Figure content listings:

- - - -

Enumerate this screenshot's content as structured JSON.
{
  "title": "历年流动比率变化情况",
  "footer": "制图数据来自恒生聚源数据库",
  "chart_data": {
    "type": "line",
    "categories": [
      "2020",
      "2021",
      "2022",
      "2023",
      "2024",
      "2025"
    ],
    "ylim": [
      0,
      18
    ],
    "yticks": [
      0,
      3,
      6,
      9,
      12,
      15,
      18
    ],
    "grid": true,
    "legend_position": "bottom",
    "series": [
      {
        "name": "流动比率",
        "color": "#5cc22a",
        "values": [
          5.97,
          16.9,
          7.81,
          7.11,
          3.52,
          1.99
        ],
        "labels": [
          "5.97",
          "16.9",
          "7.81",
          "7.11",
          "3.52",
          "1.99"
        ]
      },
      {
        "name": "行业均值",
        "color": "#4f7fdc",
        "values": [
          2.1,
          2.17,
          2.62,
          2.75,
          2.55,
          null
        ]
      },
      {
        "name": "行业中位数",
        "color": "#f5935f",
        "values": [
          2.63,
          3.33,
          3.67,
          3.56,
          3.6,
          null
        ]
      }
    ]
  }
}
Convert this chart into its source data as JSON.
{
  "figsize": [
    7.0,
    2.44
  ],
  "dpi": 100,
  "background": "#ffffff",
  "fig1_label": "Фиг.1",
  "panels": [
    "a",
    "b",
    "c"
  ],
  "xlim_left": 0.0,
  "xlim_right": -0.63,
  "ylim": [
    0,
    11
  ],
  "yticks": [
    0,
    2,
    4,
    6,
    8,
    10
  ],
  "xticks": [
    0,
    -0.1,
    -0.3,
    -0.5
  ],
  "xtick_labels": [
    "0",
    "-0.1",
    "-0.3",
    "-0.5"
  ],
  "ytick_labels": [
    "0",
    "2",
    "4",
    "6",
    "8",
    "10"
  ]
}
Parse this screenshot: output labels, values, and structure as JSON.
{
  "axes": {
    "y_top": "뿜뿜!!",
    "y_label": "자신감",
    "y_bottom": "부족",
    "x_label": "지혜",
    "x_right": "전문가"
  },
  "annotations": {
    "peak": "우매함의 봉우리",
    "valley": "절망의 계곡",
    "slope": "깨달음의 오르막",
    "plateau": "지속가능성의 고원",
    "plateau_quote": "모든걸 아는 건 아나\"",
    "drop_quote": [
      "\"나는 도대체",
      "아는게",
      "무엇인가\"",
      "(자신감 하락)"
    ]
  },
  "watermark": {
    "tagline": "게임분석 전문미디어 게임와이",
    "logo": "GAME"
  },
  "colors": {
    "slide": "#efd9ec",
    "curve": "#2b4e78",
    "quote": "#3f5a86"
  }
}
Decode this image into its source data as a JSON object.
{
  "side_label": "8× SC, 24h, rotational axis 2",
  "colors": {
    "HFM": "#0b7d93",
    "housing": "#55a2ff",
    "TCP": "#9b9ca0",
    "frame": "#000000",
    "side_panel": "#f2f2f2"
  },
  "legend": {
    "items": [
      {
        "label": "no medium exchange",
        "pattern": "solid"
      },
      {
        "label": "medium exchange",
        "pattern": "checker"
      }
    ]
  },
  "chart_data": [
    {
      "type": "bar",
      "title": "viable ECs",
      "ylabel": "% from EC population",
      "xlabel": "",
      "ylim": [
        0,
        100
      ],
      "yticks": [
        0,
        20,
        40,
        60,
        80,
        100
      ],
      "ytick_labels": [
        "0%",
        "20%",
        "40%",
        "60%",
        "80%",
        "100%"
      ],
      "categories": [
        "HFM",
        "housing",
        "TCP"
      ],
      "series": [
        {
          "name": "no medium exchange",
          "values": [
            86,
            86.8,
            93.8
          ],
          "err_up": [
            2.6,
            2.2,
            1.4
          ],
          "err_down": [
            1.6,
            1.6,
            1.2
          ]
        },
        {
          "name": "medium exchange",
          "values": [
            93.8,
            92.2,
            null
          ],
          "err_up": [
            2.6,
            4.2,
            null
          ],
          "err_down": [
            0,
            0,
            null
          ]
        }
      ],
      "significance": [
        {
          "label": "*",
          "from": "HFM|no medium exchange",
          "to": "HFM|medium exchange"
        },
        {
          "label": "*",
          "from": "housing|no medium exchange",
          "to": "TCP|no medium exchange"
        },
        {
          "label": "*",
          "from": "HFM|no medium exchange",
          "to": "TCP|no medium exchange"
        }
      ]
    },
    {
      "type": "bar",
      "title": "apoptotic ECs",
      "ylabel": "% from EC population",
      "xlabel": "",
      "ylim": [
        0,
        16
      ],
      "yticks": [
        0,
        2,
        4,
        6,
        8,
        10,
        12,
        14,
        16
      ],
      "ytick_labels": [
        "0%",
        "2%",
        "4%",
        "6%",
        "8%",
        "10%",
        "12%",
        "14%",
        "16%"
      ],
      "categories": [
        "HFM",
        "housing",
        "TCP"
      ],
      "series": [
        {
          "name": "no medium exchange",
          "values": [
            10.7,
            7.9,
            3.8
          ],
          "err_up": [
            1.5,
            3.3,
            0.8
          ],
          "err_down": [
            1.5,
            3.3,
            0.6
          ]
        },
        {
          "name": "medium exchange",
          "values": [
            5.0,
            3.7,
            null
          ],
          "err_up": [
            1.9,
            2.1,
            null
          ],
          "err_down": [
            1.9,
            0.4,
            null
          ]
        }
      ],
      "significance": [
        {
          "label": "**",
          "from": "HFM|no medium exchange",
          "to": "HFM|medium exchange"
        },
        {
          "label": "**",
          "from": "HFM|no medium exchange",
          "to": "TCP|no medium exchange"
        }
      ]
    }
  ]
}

- - - -

GIVEN PROBLEM: Would you write down every record again, exactly?

RESULT FOR THIS TASK:
Enumerate this screenshot's content as structured JSON.
{
  "title": "历年流动比率变化情况",
  "footer": "制图数据来自恒生聚源数据库",
  "chart_data": {
    "type": "line",
    "categories": [
      "2020",
      "2021",
      "2022",
      "2023",
      "2024",
      "2025"
    ],
    "ylim": [
      0,
      18
    ],
    "yticks": [
      0,
      3,
      6,
      9,
      12,
      15,
      18
    ],
    "grid": true,
    "legend_position": "bottom",
    "series": [
      {
        "name": "流动比率",
        "color": "#5cc22a",
        "values": [
          5.97,
          16.9,
          7.81,
          7.11,
          3.52,
          1.99
        ],
        "labels": [
          "5.97",
          "16.9",
          "7.81",
          "7.11",
          "3.52",
          "1.99"
        ]
      },
      {
        "name": "行业均值",
        "color": "#4f7fdc",
        "values": [
          2.1,
          2.17,
          2.62,
          2.75,
          2.55,
          null
        ]
      },
      {
        "name": "行业中位数",
        "color": "#f5935f",
        "values": [
          2.63,
          3.33,
          3.67,
          3.56,
          3.6,
          null
        ]
      }
    ]
  }
}
Convert this chart into its source data as JSON.
{
  "figsize": [
    7.0,
    2.44
  ],
  "dpi": 100,
  "background": "#ffffff",
  "fig1_label": "Фиг.1",
  "panels": [
    "a",
    "b",
    "c"
  ],
  "xlim_left": 0.0,
  "xlim_right": -0.63,
  "ylim": [
    0,
    11
  ],
  "yticks": [
    0,
    2,
    4,
    6,
    8,
    10
  ],
  "xticks": [
    0,
    -0.1,
    -0.3,
    -0.5
  ],
  "xtick_labels": [
    "0",
    "-0.1",
    "-0.3",
    "-0.5"
  ],
  "ytick_labels": [
    "0",
    "2",
    "4",
    "6",
    "8",
    "10"
  ]
}
Parse this screenshot: output labels, values, and structure as JSON.
{
  "axes": {
    "y_top": "뿜뿜!!",
    "y_label": "자신감",
    "y_bottom": "부족",
    "x_label": "지혜",
    "x_right": "전문가"
  },
  "annotations": {
    "peak": "우매함의 봉우리",
    "valley": "절망의 계곡",
    "slope": "깨달음의 오르막",
    "plateau": "지속가능성의 고원",
    "plateau_quote": "모든걸 아는 건 아나\"",
    "drop_quote": [
      "\"나는 도대체",
      "아는게",
      "무엇인가\"",
      "(자신감 하락)"
    ]
  },
  "watermark": {
    "tagline": "게임분석 전문미디어 게임와이",
    "logo": "GAME"
  },
  "colors": {
    "slide": "#efd9ec",
    "curve": "#2b4e78",
    "quote": "#3f5a86"
  }
}
Decode this image into its source data as a JSON object.
{
  "side_label": "8× SC, 24h, rotational axis 2",
  "colors": {
    "HFM": "#0b7d93",
    "housing": "#55a2ff",
    "TCP": "#9b9ca0",
    "frame": "#000000",
    "side_panel": "#f2f2f2"
  },
  "legend": {
    "items": [
      {
        "label": "no medium exchange",
        "pattern": "solid"
      },
      {
        "label": "medium exchange",
        "pattern": "checker"
      }
    ]
  },
  "chart_data": [
    {
      "type": "bar",
      "title": "viable ECs",
      "ylabel": "% from EC population",
      "xlabel": "",
      "ylim": [
        0,
        100
      ],
      "yticks": [
        0,
        20,
        40,
        60,
        80,
        100
      ],
      "ytick_labels": [
        "0%",
        "20%",
        "40%",
        "60%",
        "80%",
        "100%"
      ],
      "categories": [
        "HFM",
        "housing",
        "TCP"
      ],
      "series": [
        {
          "name": "no medium exchange",
          "values": [
            86,
            86.8,
            93.8
          ],
          "err_up": [
            2.6,
            2.2,
            1.4
          ],
          "err_down": [
            1.6,
            1.6,
            1.2
          ]
        },
        {
          "name": "medium exchange",
          "values": [
            93.8,
            92.2,
            null
          ],
          "err_up": [
            2.6,
            4.2,
            null
          ],
          "err_down": [
            0,
            0,
            null
          ]
        }
      ],
      "significance": [
        {
          "label": "*",
          "from": "HFM|no medium exchange",
          "to": "HFM|medium exchange"
        },
        {
          "label": "*",
          "from": "housing|no medium exchange",
          "to": "TCP|no medium exchange"
        },
        {
          "label": "*",
          "from": "HFM|no medium exchange",
          "to": "TCP|no medium exchange"
        }
      ]
    },
    {
      "type": "bar",
      "title": "apoptotic ECs",
      "ylabel": "% from EC population",
      "xlabel": "",
      "ylim": [
        0,
        16
      ],
      "yticks": [
        0,
        2,
        4,
        6,
        8,
        10,
        12,
        14,
        16
      ],
      "ytick_labels": [
        "0%",
        "2%",
        "4%",
        "6%",
        "8%",
        "10%",
        "12%",
        "14%",
        "16%"
      ],
      "categories": [
        "HFM",
        "housing",
        "TCP"
      ],
      "series": [
        {
          "name": "no medium exchange",
          "values": [
            10.7,
            7.9,
            3.8
          ],
          "err_up": [
            1.5,
            3.3,
            0.8
          ],
          "err_down": [
            1.5,
            3.3,
            0.6
          ]
        },
        {
          "name": "medium exchange",
          "values": [
            5.0,
            3.7,
            null
          ],
          "err_up": [
            1.9,
            2.1,
            null
          ],
          "err_down": [
            1.9,
            0.4,
            null
          ]
        }
      ],
      "significance": [
        {
          "label": "**",
          "from": "HFM|no medium exchange",
          "to": "HFM|medium exchange"
        },
        {
          "label": "**",
          "from": "HFM|no medium exchange",
          "to": "TCP|no medium exchange"
        }
      ]
    }
  ]
}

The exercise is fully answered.